» INSTRUCTION A:
Reproduce the lines of the listing verbatim, beginning at the line that contains "- legend-label: Capaian" and stopping after the line that contains "- data-table-cell: 93,11%: [645, 433, 698, 450]".

[start of EXCERPT TO READ]

Monday, October 10, 2011

Poor Saint Genevieve

I live on the side of one of the few major hills in Paris, on a street called Rue la Montagne de Ste Genevieve [St. Genevieve's Mountain].  Here it is in 1913 - it looks just about the same, except that cafe in the foreground is a Vietnamese restaurant now.

 
The street where I used to live, now Rue Tournefort and about a 10 minute walk to the other side of the hill, was also called a variation of that, as old street signs on buildings can attest.  In fact this whole area was known as St. Genevieve's Mountain, and it's one of the oldest and most historically significant areas of Paris.  Today it is known as the Pantheon but that's a relatively recent development.

St. Genevieve is the patron saint of Paris, and for good reason: she "saved" the city from invaders twice during her life.  In the 5th century Attila the Hun's armies were set to invade Paris, and it was widely acknowledged that the city wouldn't be able to withstand such an attack.  The people were panicked, but after Genevieve organized a sort of prayer marathon the armies suddenly decided to go elsewhere.  Good for Paris, not so good for Orleans, where they went instead.  A few decades later a Germanic group attacked the city and it was under siege for a long time, and Genevieve was the only person allowed to cross the siege lines.  She brought food to the people of Paris by continually boating up and down the river, and managed to negotiate the freedom of many of prisoners of war.

Despite these incidents she mostly led a quiet life of ministering to the poor of Paris.  There was a small abbey at the top of the hill where she went to pray every day - the route she took up the hill is the current road I live on, St. Genevieve's Mountain.  She sort of became the unofficial spiritual leader of this abbey, although of course at the time a woman could not be acknowledged as such.  She was buried there after her death in 512 and apparently there were so many miracles that she was canonized quickly and they renamed the abbey as the Abbey of St. Genevieve.

A thousand years later and beyond, this abbey had a prestigious school, its library was the third largest collection of books in Europe, and many of the institutions of this general area were named for her.  Her bones were held as relics at the abbey as well.

Finally in the mid 1700s (keep in mind more than 1200 years after her death and many more since the abbey's founding) the king decided they needed a new building for the church, more reflective of a place that housed the bones of Paris' patroness and one of the most celebrated saints in Europe.  They tore down the church part of the abbey and began a huge, neo-classical construction project at the very top of the hill.  It was modeled after the Pantheon in Rome, an ancient structure and architectural marvel with statues to the most important Roman gods, and was the first major neo-classical structure in Europe.

[end of EXCERPT TO READ]

» INSTRUCTION B:
In the post about Saint Genevieve, which city did Attila the Hun's armies go to instead of Paris?

[start of RECORD EXCERPTS]

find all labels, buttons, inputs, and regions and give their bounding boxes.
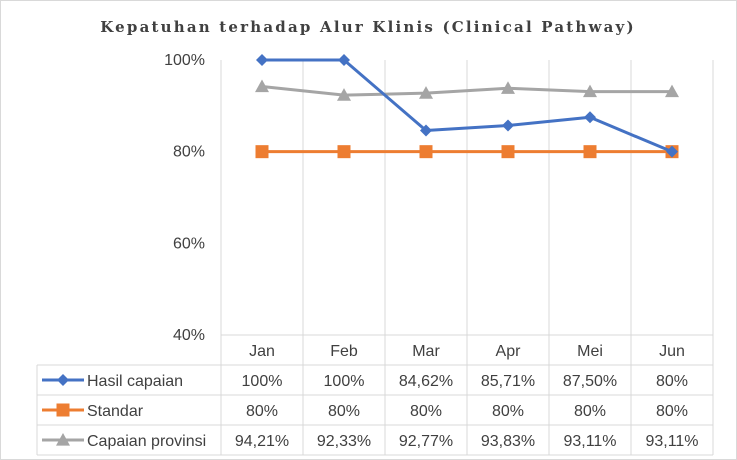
- legend-label: Capaian provinsi: [87, 433, 206, 450]
- data-table-cell: 80%: [656, 373, 688, 390]
- x-tick-label: Mar: [412, 343, 440, 360]
- legend-key-marker: [56, 433, 70, 446]
- legend-label: Standar: [87, 403, 144, 420]
- data-point: [255, 79, 269, 93]
- legend-key-marker: [57, 374, 69, 386]
- data-point: [583, 84, 597, 98]
- y-tick-label: 100%: [164, 52, 205, 69]
- x-tick-label: Apr: [496, 343, 522, 360]
- series-line: [262, 58, 673, 154]
- data-point: [666, 145, 678, 158]
- data-table-cell: 93,11%: [645, 433, 698, 450]
- data-table-cell: 80%: [246, 403, 278, 420]
- data-table-cell: 84,62%: [399, 373, 453, 390]
- y-tick-label: 60%: [173, 235, 205, 252]
- data-point: [665, 84, 679, 98]
- data-point: [583, 145, 597, 159]
- data-point: [502, 119, 514, 132]
- data-table-cell: 80%: [574, 403, 606, 420]
- series-layer: [255, 54, 679, 159]
- y-axis-ticks: 40% 60% 80% 100%: [164, 52, 205, 344]
- data-table-cell: 80%: [328, 403, 360, 420]
- legend-label: Hasil capaian: [87, 373, 183, 390]
- data-point: [420, 124, 432, 137]
- x-tick-label: Feb: [330, 343, 358, 360]
- y-tick-label: 80%: [173, 144, 205, 161]
- data-table-cell: 80%: [492, 403, 524, 420]
- data-table: Jan Feb Mar Apr Mei Jun Hasil capaian 100% 100% 8…: [36, 334, 713, 456]
- data-point: [419, 145, 433, 159]
- x-tick-label: Jan: [249, 343, 275, 360]
- data-table-cell: 100%: [324, 373, 365, 390]
- data-table-cell: 87,50%: [563, 373, 617, 390]
- data-point: [501, 145, 515, 159]
- data-point: [256, 54, 268, 66]
- data-table-cell: 80%: [656, 403, 688, 420]
- data-table-cell: 85,71%: [481, 373, 535, 390]
- data-point: [501, 81, 515, 94]
- series-line: [261, 85, 672, 97]
- data-point: [337, 88, 351, 101]
- data-point: [255, 145, 269, 159]
- data-table-cell: 100%: [242, 373, 283, 390]
- data-table-cell: 93,11%: [563, 433, 616, 450]
- data-table-cell: 94,21%: [235, 433, 289, 450]
- x-tick-label: Mei: [577, 343, 603, 360]
- data-table-cell: 92,77%: [399, 433, 453, 450]
- data-point: [419, 86, 433, 99]
- y-tick-label: 40%: [173, 327, 205, 344]
- legend-key-marker: [56, 403, 70, 417]
- x-tick-label: Jun: [659, 343, 685, 360]
- data-table-cell: 93,83%: [481, 433, 535, 450]
- data-point: [337, 145, 351, 159]
- gridlines: [220, 60, 714, 455]
- chart-title: Kepatuhan terhadap Alur Klinis (Clinical…: [100, 18, 636, 36]
- data-point: [338, 54, 350, 66]
- data-point: [584, 111, 596, 124]
- data-table-cell: 92,33%: [317, 433, 371, 450]
- data-table-cell: 80%: [410, 403, 442, 420]
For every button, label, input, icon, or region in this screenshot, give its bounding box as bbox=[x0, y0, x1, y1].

[end of RECORD EXCERPTS]

» FULL SOLUTION A:
- legend-label: Capaian provinsi: [87, 433, 206, 450]
- data-table-cell: 80%: [656, 373, 688, 390]
- x-tick-label: Mar: [412, 343, 440, 360]
- legend-key-marker: [56, 433, 70, 446]
- legend-label: Standar: [87, 403, 144, 420]
- data-point: [255, 79, 269, 93]
- legend-key-marker: [57, 374, 69, 386]
- data-point: [583, 84, 597, 98]
- y-tick-label: 100%: [164, 52, 205, 69]
- x-tick-label: Apr: [496, 343, 522, 360]
- series-line: [262, 58, 673, 154]
- data-point: [666, 145, 678, 158]
- data-table-cell: 93,11%: [645, 433, 698, 450]

» FULL SOLUTION B:
Orleans